Prompt
Copy each of the following items word for word, keeping every line unchanged.

Data in this exercise
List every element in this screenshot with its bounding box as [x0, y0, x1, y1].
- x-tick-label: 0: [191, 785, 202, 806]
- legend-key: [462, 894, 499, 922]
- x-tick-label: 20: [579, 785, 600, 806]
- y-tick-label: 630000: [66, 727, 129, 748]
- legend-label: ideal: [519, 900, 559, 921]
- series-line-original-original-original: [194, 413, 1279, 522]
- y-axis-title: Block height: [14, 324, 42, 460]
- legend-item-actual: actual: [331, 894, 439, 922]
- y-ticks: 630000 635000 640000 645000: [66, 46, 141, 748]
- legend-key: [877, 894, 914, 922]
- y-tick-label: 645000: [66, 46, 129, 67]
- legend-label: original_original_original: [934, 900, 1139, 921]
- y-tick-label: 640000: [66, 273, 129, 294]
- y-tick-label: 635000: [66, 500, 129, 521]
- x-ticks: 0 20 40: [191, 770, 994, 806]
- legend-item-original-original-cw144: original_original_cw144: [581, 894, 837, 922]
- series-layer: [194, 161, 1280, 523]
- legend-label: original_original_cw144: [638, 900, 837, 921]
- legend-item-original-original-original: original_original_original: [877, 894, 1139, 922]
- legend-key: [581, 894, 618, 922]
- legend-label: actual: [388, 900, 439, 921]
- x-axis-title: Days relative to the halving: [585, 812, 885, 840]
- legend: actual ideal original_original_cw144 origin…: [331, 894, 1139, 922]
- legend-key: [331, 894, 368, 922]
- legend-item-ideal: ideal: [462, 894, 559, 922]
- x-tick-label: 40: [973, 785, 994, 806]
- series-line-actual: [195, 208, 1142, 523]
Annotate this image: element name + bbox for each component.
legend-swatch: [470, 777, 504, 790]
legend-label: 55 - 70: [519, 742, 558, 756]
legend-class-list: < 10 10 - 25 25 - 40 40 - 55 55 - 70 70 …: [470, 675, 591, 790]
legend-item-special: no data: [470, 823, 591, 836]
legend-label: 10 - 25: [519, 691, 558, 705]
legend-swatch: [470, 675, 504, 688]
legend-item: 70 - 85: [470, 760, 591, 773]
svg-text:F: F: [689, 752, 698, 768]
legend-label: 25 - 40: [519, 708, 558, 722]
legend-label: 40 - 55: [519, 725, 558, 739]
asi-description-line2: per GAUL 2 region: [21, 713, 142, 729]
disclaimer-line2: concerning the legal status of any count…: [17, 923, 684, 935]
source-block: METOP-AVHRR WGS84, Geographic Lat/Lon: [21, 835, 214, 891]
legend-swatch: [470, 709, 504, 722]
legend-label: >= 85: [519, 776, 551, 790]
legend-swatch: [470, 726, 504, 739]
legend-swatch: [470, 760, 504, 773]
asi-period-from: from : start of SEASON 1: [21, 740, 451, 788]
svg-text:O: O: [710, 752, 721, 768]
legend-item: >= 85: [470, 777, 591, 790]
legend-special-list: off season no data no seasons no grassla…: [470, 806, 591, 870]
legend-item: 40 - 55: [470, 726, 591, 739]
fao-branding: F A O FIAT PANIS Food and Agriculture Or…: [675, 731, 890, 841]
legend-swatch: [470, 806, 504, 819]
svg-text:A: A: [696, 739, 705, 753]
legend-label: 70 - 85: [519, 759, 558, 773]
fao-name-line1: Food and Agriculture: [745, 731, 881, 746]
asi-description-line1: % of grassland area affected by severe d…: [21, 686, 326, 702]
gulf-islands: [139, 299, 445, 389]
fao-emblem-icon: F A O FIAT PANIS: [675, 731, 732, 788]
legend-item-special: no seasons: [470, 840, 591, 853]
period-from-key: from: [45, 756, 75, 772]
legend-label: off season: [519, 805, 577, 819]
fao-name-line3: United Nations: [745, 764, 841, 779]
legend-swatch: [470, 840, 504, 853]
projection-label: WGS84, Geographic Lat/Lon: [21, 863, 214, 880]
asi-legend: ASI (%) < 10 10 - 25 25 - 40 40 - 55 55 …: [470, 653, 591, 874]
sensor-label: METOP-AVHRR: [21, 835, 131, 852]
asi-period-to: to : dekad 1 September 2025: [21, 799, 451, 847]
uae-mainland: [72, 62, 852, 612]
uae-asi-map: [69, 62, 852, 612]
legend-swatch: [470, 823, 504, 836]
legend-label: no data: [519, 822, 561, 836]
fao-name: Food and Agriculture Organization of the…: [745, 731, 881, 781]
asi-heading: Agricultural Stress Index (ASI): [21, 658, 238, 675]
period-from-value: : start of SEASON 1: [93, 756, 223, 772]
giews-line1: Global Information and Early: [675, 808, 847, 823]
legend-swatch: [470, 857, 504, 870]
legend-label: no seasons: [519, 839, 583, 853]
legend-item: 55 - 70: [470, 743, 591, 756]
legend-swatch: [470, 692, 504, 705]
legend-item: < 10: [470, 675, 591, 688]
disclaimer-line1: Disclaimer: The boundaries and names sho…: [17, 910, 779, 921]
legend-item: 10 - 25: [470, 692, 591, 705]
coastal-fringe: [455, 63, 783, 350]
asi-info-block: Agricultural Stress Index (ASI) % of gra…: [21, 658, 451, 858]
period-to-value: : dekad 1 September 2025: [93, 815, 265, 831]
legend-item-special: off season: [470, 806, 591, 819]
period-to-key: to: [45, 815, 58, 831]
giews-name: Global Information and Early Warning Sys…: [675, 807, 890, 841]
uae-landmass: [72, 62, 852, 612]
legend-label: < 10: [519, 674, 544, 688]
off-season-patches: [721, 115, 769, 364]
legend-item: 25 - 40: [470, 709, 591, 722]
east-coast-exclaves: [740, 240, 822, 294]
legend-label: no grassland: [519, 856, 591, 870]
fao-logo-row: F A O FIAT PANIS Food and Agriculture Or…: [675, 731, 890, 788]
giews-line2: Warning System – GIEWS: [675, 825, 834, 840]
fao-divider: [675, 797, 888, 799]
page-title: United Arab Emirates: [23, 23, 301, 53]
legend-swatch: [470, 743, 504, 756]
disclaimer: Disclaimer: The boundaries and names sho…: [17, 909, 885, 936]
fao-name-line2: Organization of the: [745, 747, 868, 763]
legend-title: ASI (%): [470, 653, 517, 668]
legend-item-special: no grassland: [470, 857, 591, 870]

Answer to this problem
List every element in this screenshot with its bounding box as [x0, y0, x1, y1].
- x-tick-label: 0: [191, 785, 202, 806]
- legend-key: [462, 894, 499, 922]
- x-tick-label: 20: [579, 785, 600, 806]
- y-tick-label: 630000: [66, 727, 129, 748]
- legend-label: ideal: [519, 900, 559, 921]
- series-line-original-original-original: [194, 413, 1279, 522]
- y-axis-title: Block height: [14, 324, 42, 460]
- legend-item-actual: actual: [331, 894, 439, 922]
- y-ticks: 630000 635000 640000 645000: [66, 46, 141, 748]
- legend-key: [877, 894, 914, 922]
- y-tick-label: 645000: [66, 46, 129, 67]
- legend-label: original_original_original: [934, 900, 1139, 921]
- y-tick-label: 640000: [66, 273, 129, 294]
- y-tick-label: 635000: [66, 500, 129, 521]
- x-ticks: 0 20 40: [191, 770, 994, 806]
- legend-item-original-original-cw144: original_original_cw144: [581, 894, 837, 922]
- series-layer: [194, 161, 1280, 523]
- legend-label: original_original_cw144: [638, 900, 837, 921]
- legend-item-original-original-original: original_original_original: [877, 894, 1139, 922]
- legend-key: [581, 894, 618, 922]
- legend-label: actual: [388, 900, 439, 921]
- x-axis-title: Days relative to the halving: [585, 812, 885, 840]
- legend: actual ideal original_original_cw144 origin…: [331, 894, 1139, 922]
- legend-key: [331, 894, 368, 922]
- legend-item-ideal: ideal: [462, 894, 559, 922]
- x-tick-label: 40: [973, 785, 994, 806]
- series-line-actual: [195, 208, 1142, 523]
Annotate this image: element name + bbox for each component.
legend-swatch: [470, 777, 504, 790]
legend-label: 55 - 70: [519, 742, 558, 756]
legend-class-list: < 10 10 - 25 25 - 40 40 - 55 55 - 70 70 …: [470, 675, 591, 790]
legend-item-special: no data: [470, 823, 591, 836]
legend-label: 10 - 25: [519, 691, 558, 705]
legend-swatch: [470, 675, 504, 688]
legend-item: 70 - 85: [470, 760, 591, 773]
svg-text:F: F: [689, 752, 698, 768]
legend-label: 25 - 40: [519, 708, 558, 722]
legend-label: 40 - 55: [519, 725, 558, 739]
asi-description-line2: per GAUL 2 region: [21, 713, 142, 729]
disclaimer-line2: concerning the legal status of any count…: [17, 923, 684, 935]
source-block: METOP-AVHRR WGS84, Geographic Lat/Lon: [21, 835, 214, 891]
legend-swatch: [470, 709, 504, 722]
legend-label: >= 85: [519, 776, 551, 790]
legend-swatch: [470, 726, 504, 739]
legend-swatch: [470, 760, 504, 773]
asi-period-from: from : start of SEASON 1: [21, 740, 451, 788]
svg-text:O: O: [710, 752, 721, 768]
legend-item: >= 85: [470, 777, 591, 790]
legend-special-list: off season no data no seasons no grassla…: [470, 806, 591, 870]
legend-item: 40 - 55: [470, 726, 591, 739]
fao-branding: F A O FIAT PANIS Food and Agriculture Or…: [675, 731, 890, 841]
legend-swatch: [470, 806, 504, 819]
svg-text:A: A: [696, 739, 705, 753]
legend-label: 70 - 85: [519, 759, 558, 773]
fao-name-line1: Food and Agriculture: [745, 731, 881, 746]
asi-description-line1: % of grassland area affected by severe d…: [21, 686, 326, 702]
gulf-islands: [139, 299, 445, 389]
fao-emblem-icon: F A O FIAT PANIS: [675, 731, 732, 788]
legend-item-special: no seasons: [470, 840, 591, 853]
period-from-key: from: [45, 756, 75, 772]
legend-label: off season: [519, 805, 577, 819]
fao-name-line3: United Nations: [745, 764, 841, 779]
legend-swatch: [470, 840, 504, 853]
projection-label: WGS84, Geographic Lat/Lon: [21, 863, 214, 880]
asi-legend: ASI (%) < 10 10 - 25 25 - 40 40 - 55 55 …: [470, 653, 591, 874]
sensor-label: METOP-AVHRR: [21, 835, 131, 852]
asi-period-to: to : dekad 1 September 2025: [21, 799, 451, 847]
uae-mainland: [72, 62, 852, 612]
uae-asi-map: [69, 62, 852, 612]
legend-swatch: [470, 823, 504, 836]
legend-label: no data: [519, 822, 561, 836]
fao-name: Food and Agriculture Organization of the…: [745, 731, 881, 781]
asi-heading: Agricultural Stress Index (ASI): [21, 658, 238, 675]
period-from-value: : start of SEASON 1: [93, 756, 223, 772]
giews-line1: Global Information and Early: [675, 808, 847, 823]
legend-swatch: [470, 857, 504, 870]
legend-label: no seasons: [519, 839, 583, 853]
legend-item: 55 - 70: [470, 743, 591, 756]
legend-swatch: [470, 692, 504, 705]
legend-item: < 10: [470, 675, 591, 688]
disclaimer-line1: Disclaimer: The boundaries and names sho…: [17, 910, 779, 921]
legend-item: 10 - 25: [470, 692, 591, 705]
coastal-fringe: [455, 63, 783, 350]
asi-info-block: Agricultural Stress Index (ASI) % of gra…: [21, 658, 451, 858]
period-to-value: : dekad 1 September 2025: [93, 815, 265, 831]
legend-item-special: off season: [470, 806, 591, 819]
period-to-key: to: [45, 815, 58, 831]
giews-name: Global Information and Early Warning Sys…: [675, 807, 890, 841]
uae-landmass: [72, 62, 852, 612]
legend-label: < 10: [519, 674, 544, 688]
off-season-patches: [721, 115, 769, 364]
legend-item: 25 - 40: [470, 709, 591, 722]
east-coast-exclaves: [740, 240, 822, 294]
legend-label: no grassland: [519, 856, 591, 870]
fao-logo-row: F A O FIAT PANIS Food and Agriculture Or…: [675, 731, 890, 788]
giews-line2: Warning System – GIEWS: [675, 825, 834, 840]
fao-divider: [675, 797, 888, 799]
page-title: United Arab Emirates: [23, 23, 301, 53]
legend-swatch: [470, 743, 504, 756]
disclaimer: Disclaimer: The boundaries and names sho…: [17, 909, 885, 936]
fao-name-line2: Organization of the: [745, 747, 868, 763]
legend-title: ASI (%): [470, 653, 517, 668]
legend-item-special: no grassland: [470, 857, 591, 870]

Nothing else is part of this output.